[Extracted records]
· · · ·
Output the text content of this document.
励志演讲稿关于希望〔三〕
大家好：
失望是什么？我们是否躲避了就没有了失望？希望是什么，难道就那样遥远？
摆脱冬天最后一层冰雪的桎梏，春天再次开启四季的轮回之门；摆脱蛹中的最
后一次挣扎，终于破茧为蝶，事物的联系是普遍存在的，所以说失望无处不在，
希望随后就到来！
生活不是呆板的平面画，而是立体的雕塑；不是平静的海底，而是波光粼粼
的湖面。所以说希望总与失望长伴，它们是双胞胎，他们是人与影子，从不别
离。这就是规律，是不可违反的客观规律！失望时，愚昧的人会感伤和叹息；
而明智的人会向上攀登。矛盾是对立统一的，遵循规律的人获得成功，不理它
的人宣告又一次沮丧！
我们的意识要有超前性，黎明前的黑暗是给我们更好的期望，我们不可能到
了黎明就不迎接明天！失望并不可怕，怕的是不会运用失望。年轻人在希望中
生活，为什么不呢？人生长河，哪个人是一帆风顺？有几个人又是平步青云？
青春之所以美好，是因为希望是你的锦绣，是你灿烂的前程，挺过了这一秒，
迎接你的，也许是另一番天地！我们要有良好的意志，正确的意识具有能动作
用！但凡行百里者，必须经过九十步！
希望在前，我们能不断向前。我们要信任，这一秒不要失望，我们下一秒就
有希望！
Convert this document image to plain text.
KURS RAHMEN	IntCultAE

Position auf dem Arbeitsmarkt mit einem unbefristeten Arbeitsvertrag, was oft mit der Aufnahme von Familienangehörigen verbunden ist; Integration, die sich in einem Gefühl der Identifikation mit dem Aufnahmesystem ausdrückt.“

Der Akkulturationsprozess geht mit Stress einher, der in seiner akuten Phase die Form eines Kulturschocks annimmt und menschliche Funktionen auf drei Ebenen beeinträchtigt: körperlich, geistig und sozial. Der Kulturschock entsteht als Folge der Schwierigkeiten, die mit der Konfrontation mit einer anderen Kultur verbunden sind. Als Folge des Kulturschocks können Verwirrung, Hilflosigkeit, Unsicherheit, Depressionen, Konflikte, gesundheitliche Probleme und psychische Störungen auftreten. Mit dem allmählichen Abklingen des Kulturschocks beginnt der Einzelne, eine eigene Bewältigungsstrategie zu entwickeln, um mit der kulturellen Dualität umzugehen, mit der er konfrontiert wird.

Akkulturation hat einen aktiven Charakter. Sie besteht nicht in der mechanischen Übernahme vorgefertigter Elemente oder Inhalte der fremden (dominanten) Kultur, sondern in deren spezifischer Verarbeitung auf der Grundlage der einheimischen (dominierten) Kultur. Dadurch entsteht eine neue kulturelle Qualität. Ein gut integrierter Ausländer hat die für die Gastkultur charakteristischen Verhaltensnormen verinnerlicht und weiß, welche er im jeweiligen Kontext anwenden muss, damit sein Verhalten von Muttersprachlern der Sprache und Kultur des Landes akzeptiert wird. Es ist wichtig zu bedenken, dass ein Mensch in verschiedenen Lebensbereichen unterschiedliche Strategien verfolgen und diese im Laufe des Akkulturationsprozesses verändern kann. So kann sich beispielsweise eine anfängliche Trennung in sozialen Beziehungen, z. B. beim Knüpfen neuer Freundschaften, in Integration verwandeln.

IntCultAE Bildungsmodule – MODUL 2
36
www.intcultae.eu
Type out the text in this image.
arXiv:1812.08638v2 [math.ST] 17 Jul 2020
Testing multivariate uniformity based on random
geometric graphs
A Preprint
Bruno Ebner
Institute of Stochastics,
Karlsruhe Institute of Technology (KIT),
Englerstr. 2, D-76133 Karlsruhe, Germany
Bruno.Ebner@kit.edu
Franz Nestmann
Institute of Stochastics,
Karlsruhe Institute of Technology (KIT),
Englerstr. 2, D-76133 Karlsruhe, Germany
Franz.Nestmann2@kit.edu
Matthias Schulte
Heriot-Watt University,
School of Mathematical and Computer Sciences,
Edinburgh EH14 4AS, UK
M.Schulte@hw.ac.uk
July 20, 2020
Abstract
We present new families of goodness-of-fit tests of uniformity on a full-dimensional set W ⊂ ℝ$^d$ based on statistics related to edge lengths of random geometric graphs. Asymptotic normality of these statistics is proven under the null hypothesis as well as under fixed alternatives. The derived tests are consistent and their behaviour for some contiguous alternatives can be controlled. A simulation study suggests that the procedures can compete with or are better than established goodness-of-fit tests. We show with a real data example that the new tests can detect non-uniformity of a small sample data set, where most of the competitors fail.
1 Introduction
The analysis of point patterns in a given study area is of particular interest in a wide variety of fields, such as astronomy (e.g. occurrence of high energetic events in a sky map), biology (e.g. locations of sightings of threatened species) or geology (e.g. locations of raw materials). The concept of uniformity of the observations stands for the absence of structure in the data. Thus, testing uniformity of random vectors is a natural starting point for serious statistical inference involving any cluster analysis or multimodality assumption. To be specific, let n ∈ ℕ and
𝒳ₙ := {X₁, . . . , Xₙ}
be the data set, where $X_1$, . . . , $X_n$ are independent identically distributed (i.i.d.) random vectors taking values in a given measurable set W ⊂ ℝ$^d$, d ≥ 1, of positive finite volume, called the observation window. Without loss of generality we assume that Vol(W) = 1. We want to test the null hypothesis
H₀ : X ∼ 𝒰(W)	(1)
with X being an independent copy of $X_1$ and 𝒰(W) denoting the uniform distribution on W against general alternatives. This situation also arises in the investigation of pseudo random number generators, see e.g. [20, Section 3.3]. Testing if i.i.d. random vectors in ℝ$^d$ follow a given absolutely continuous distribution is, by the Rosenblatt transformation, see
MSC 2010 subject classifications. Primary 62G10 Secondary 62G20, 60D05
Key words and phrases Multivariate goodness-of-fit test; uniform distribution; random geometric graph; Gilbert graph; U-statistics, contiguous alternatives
· · · ·
--- GOAL ---
Restate the listing in full, word for word.

--- WRITTEN ANSWER ---
Output the text content of this document.
励志演讲稿关于希望〔三〕
大家好：
失望是什么？我们是否躲避了就没有了失望？希望是什么，难道就那样遥远？
摆脱冬天最后一层冰雪的桎梏，春天再次开启四季的轮回之门；摆脱蛹中的最
后一次挣扎，终于破茧为蝶，事物的联系是普遍存在的，所以说失望无处不在，
希望随后就到来！
生活不是呆板的平面画，而是立体的雕塑；不是平静的海底，而是波光粼粼
的湖面。所以说希望总与失望长伴，它们是双胞胎，他们是人与影子，从不别
离。这就是规律，是不可违反的客观规律！失望时，愚昧的人会感伤和叹息；
而明智的人会向上攀登。矛盾是对立统一的，遵循规律的人获得成功，不理它
的人宣告又一次沮丧！
我们的意识要有超前性，黎明前的黑暗是给我们更好的期望，我们不可能到
了黎明就不迎接明天！失望并不可怕，怕的是不会运用失望。年轻人在希望中
生活，为什么不呢？人生长河，哪个人是一帆风顺？有几个人又是平步青云？
青春之所以美好，是因为希望是你的锦绣，是你灿烂的前程，挺过了这一秒，
迎接你的，也许是另一番天地！我们要有良好的意志，正确的意识具有能动作
用！但凡行百里者，必须经过九十步！
希望在前，我们能不断向前。我们要信任，这一秒不要失望，我们下一秒就
有希望！
Convert this document image to plain text.
KURS RAHMEN	IntCultAE

Position auf dem Arbeitsmarkt mit einem unbefristeten Arbeitsvertrag, was oft mit der Aufnahme von Familienangehörigen verbunden ist; Integration, die sich in einem Gefühl der Identifikation mit dem Aufnahmesystem ausdrückt.“

Der Akkulturationsprozess geht mit Stress einher, der in seiner akuten Phase die Form eines Kulturschocks annimmt und menschliche Funktionen auf drei Ebenen beeinträchtigt: körperlich, geistig und sozial. Der Kulturschock entsteht als Folge der Schwierigkeiten, die mit der Konfrontation mit einer anderen Kultur verbunden sind. Als Folge des Kulturschocks können Verwirrung, Hilflosigkeit, Unsicherheit, Depressionen, Konflikte, gesundheitliche Probleme und psychische Störungen auftreten. Mit dem allmählichen Abklingen des Kulturschocks beginnt der Einzelne, eine eigene Bewältigungsstrategie zu entwickeln, um mit der kulturellen Dualität umzugehen, mit der er konfrontiert wird.

Akkulturation hat einen aktiven Charakter. Sie besteht nicht in der mechanischen Übernahme vorgefertigter Elemente oder Inhalte der fremden (dominanten) Kultur, sondern in deren spezifischer Verarbeitung auf der Grundlage der einheimischen (dominierten) Kultur. Dadurch entsteht eine neue kulturelle Qualität. Ein gut integrierter Ausländer hat die für die Gastkultur charakteristischen Verhaltensnormen verinnerlicht und weiß, welche er im jeweiligen Kontext anwenden muss, damit sein Verhalten von Muttersprachlern der Sprache und Kultur des Landes akzeptiert wird. Es ist wichtig zu bedenken, dass ein Mensch in verschiedenen Lebensbereichen unterschiedliche Strategien verfolgen und diese im Laufe des Akkulturationsprozesses verändern kann. So kann sich beispielsweise eine anfängliche Trennung in sozialen Beziehungen, z. B. beim Knüpfen neuer Freundschaften, in Integration verwandeln.

IntCultAE Bildungsmodule – MODUL 2
36
www.intcultae.eu
Type out the text in this image.
arXiv:1812.08638v2 [math.ST] 17 Jul 2020
Testing multivariate uniformity based on random
geometric graphs
A Preprint
Bruno Ebner
Institute of Stochastics,
Karlsruhe Institute of Technology (KIT),
Englerstr. 2, D-76133 Karlsruhe, Germany
Bruno.Ebner@kit.edu
Franz Nestmann
Institute of Stochastics,
Karlsruhe Institute of Technology (KIT),
Englerstr. 2, D-76133 Karlsruhe, Germany
Franz.Nestmann2@kit.edu
Matthias Schulte
Heriot-Watt University,
School of Mathematical and Computer Sciences,
Edinburgh EH14 4AS, UK
M.Schulte@hw.ac.uk
July 20, 2020
Abstract
We present new families of goodness-of-fit tests of uniformity on a full-dimensional set W ⊂ ℝ$^d$ based on statistics related to edge lengths of random geometric graphs. Asymptotic normality of these statistics is proven under the null hypothesis as well as under fixed alternatives. The derived tests are consistent and their behaviour for some contiguous alternatives can be controlled. A simulation study suggests that the procedures can compete with or are better than established goodness-of-fit tests. We show with a real data example that the new tests can detect non-uniformity of a small sample data set, where most of the competitors fail.
1 Introduction
The analysis of point patterns in a given study area is of particular interest in a wide variety of fields, such as astronomy (e.g. occurrence of high energetic events in a sky map), biology (e.g. locations of sightings of threatened species) or geology (e.g. locations of raw materials). The concept of uniformity of the observations stands for the absence of structure in the data. Thus, testing uniformity of random vectors is a natural starting point for serious statistical inference involving any cluster analysis or multimodality assumption. To be specific, let n ∈ ℕ and
𝒳ₙ := {X₁, . . . , Xₙ}
be the data set, where $X_1$, . . . , $X_n$ are independent identically distributed (i.i.d.) random vectors taking values in a given measurable set W ⊂ ℝ$^d$, d ≥ 1, of positive finite volume, called the observation window. Without loss of generality we assume that Vol(W) = 1. We want to test the null hypothesis
H₀ : X ∼ 𝒰(W)	(1)
with X being an independent copy of $X_1$ and 𝒰(W) denoting the uniform distribution on W against general alternatives. This situation also arises in the investigation of pseudo random number generators, see e.g. [20, Section 3.3]. Testing if i.i.d. random vectors in ℝ$^d$ follow a given absolutely continuous distribution is, by the Rosenblatt transformation, see
MSC 2010 subject classifications. Primary 62G10 Secondary 62G20, 60D05
Key words and phrases Multivariate goodness-of-fit test; uniform distribution; random geometric graph; Gilbert graph; U-statistics, contiguous alternatives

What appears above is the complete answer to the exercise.